:: Given entries ::
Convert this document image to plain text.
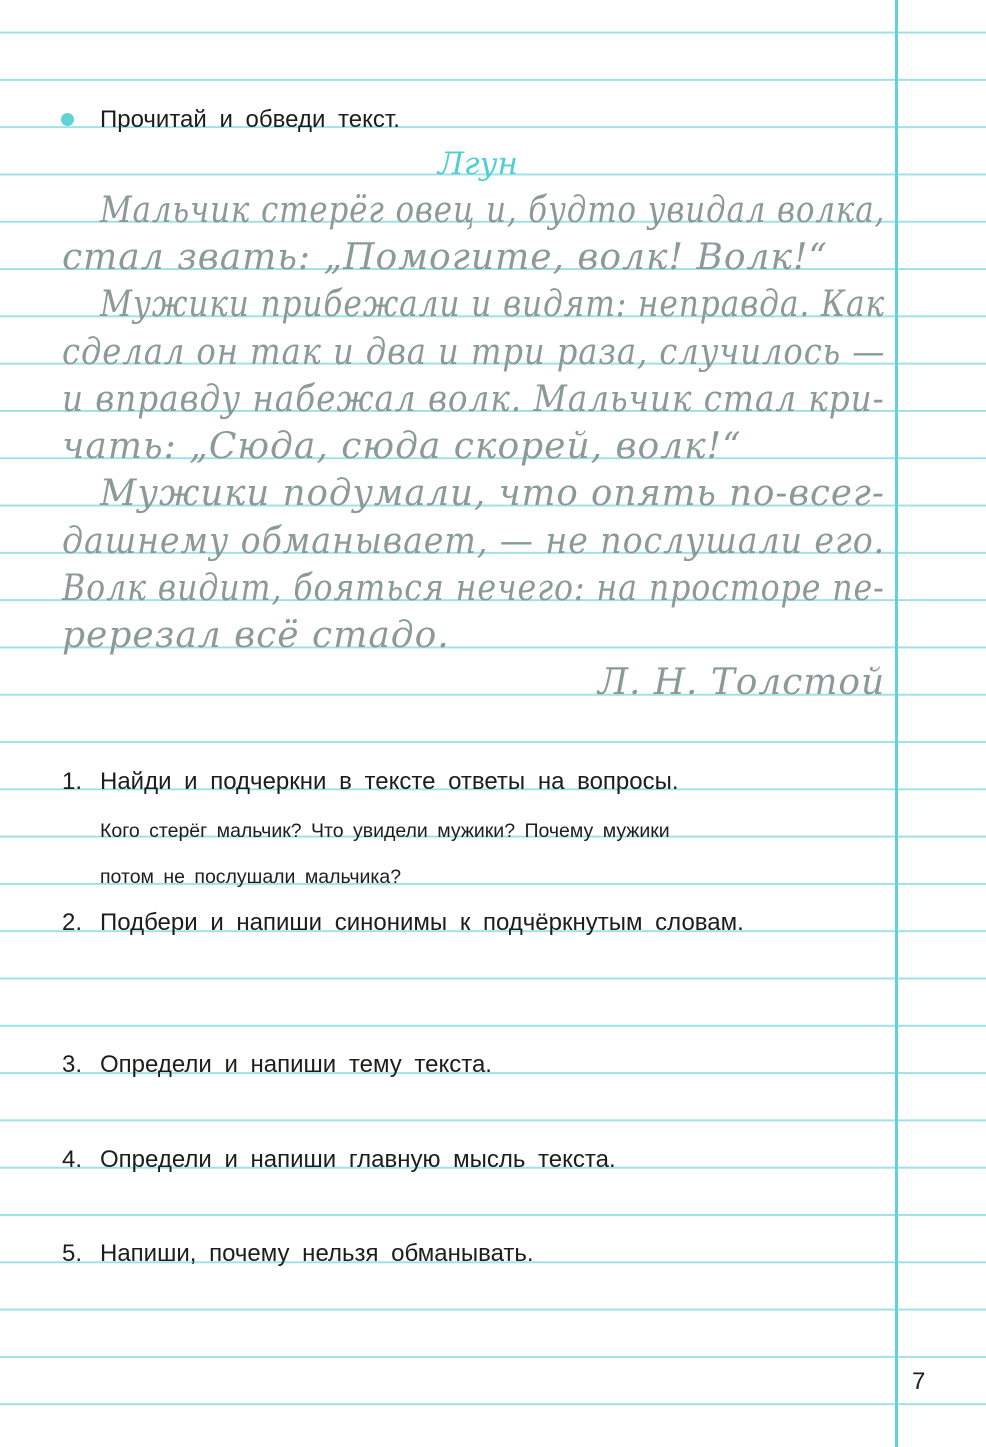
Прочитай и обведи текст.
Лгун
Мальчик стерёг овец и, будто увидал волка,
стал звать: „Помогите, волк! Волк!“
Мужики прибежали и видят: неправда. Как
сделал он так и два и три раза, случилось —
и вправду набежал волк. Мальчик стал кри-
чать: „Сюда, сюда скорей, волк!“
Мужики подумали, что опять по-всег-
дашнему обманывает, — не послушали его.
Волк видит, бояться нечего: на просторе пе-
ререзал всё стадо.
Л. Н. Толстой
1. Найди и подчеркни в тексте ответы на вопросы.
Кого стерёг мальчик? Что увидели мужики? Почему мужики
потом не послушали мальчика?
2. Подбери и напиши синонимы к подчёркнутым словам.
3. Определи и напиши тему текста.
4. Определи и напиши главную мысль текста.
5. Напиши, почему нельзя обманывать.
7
:::
• Written problem
Write out the whole listing exactly, and drop the pictures.

• Reply
Convert this document image to plain text.
Прочитай и обведи текст.
Лгун
Мальчик стерёг овец и, будто увидал волка,
стал звать: „Помогите, волк! Волк!“
Мужики прибежали и видят: неправда. Как
сделал он так и два и три раза, случилось —
и вправду набежал волк. Мальчик стал кри-
чать: „Сюда, сюда скорей, волк!“
Мужики подумали, что опять по-всег-
дашнему обманывает, — не послушали его.
Волк видит, бояться нечего: на просторе пе-
ререзал всё стадо.
Л. Н. Толстой
1. Найди и подчеркни в тексте ответы на вопросы.
Кого стерёг мальчик? Что увидели мужики? Почему мужики
потом не послушали мальчика?
2. Подбери и напиши синонимы к подчёркнутым словам.
3. Определи и напиши тему текста.
4. Определи и напиши главную мысль текста.
5. Напиши, почему нельзя обманывать.
7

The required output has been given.